**Dataset rows**
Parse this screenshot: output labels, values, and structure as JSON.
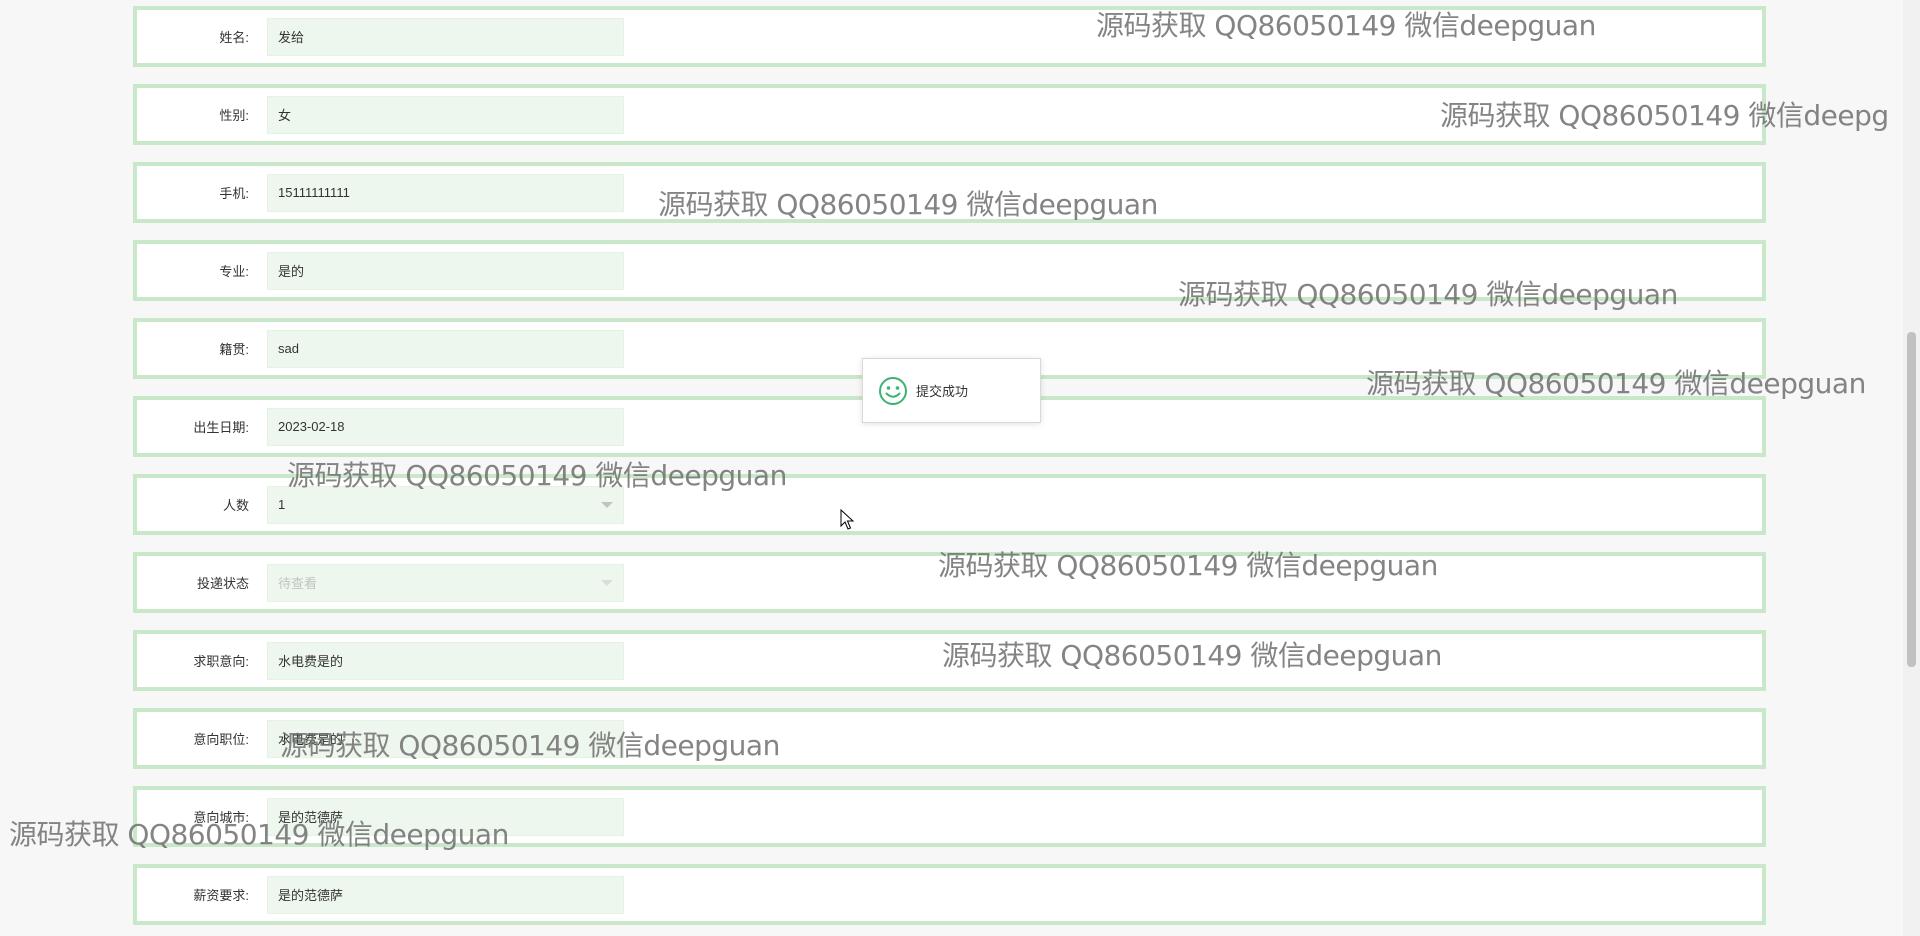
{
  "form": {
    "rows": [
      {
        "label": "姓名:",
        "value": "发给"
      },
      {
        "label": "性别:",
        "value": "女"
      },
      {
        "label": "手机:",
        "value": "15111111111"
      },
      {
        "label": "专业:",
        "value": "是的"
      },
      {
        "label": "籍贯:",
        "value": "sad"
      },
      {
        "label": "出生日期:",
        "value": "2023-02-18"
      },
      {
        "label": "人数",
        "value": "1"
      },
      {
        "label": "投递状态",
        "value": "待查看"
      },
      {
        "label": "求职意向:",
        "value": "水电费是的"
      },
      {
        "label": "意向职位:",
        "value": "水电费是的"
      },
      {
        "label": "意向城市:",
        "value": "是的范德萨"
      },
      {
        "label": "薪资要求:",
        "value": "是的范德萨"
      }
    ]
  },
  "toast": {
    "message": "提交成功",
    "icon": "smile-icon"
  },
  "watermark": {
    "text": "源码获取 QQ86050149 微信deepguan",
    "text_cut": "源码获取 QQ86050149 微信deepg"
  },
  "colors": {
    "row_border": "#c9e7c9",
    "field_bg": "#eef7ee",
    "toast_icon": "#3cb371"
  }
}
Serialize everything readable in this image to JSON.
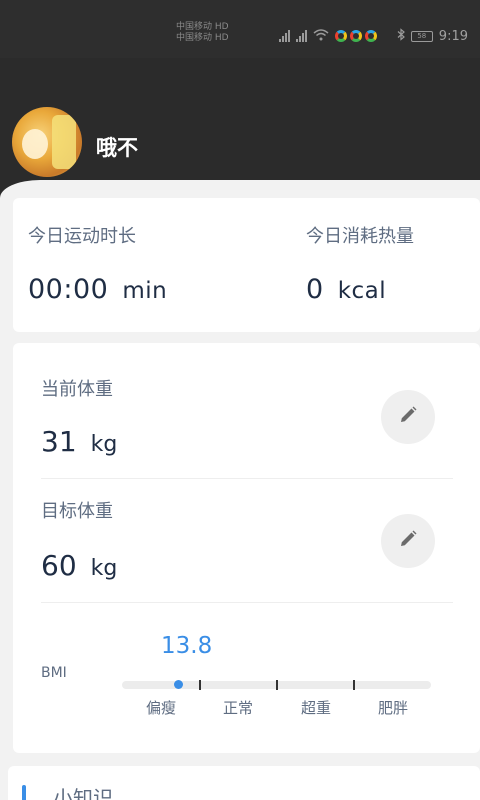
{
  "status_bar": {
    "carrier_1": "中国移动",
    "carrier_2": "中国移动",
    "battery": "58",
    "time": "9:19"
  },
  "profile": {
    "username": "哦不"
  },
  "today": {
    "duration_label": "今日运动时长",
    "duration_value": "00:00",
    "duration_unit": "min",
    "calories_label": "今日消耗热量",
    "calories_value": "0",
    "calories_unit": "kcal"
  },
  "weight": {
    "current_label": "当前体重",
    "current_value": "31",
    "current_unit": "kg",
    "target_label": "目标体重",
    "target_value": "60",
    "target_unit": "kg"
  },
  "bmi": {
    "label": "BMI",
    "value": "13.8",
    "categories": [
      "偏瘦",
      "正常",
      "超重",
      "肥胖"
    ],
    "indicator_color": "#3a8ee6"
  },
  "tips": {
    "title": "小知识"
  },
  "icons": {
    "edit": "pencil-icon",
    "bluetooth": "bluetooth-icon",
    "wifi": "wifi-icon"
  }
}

**Instructions to follow**
In the records above, locate the line with "Serialize everything readable"; output it and each line after it through the last one, exactly, omitting pictures.

**Task output**
Serialize everything readable in this image to JSON.
{
  "status_bar": {
    "carrier_1": "中国移动",
    "carrier_2": "中国移动",
    "battery": "58",
    "time": "9:19"
  },
  "profile": {
    "username": "哦不"
  },
  "today": {
    "duration_label": "今日运动时长",
    "duration_value": "00:00",
    "duration_unit": "min",
    "calories_label": "今日消耗热量",
    "calories_value": "0",
    "calories_unit": "kcal"
  },
  "weight": {
    "current_label": "当前体重",
    "current_value": "31",
    "current_unit": "kg",
    "target_label": "目标体重",
    "target_value": "60",
    "target_unit": "kg"
  },
  "bmi": {
    "label": "BMI",
    "value": "13.8",
    "categories": [
      "偏瘦",
      "正常",
      "超重",
      "肥胖"
    ],
    "indicator_color": "#3a8ee6"
  },
  "tips": {
    "title": "小知识"
  },
  "icons": {
    "edit": "pencil-icon",
    "bluetooth": "bluetooth-icon",
    "wifi": "wifi-icon"
  }
}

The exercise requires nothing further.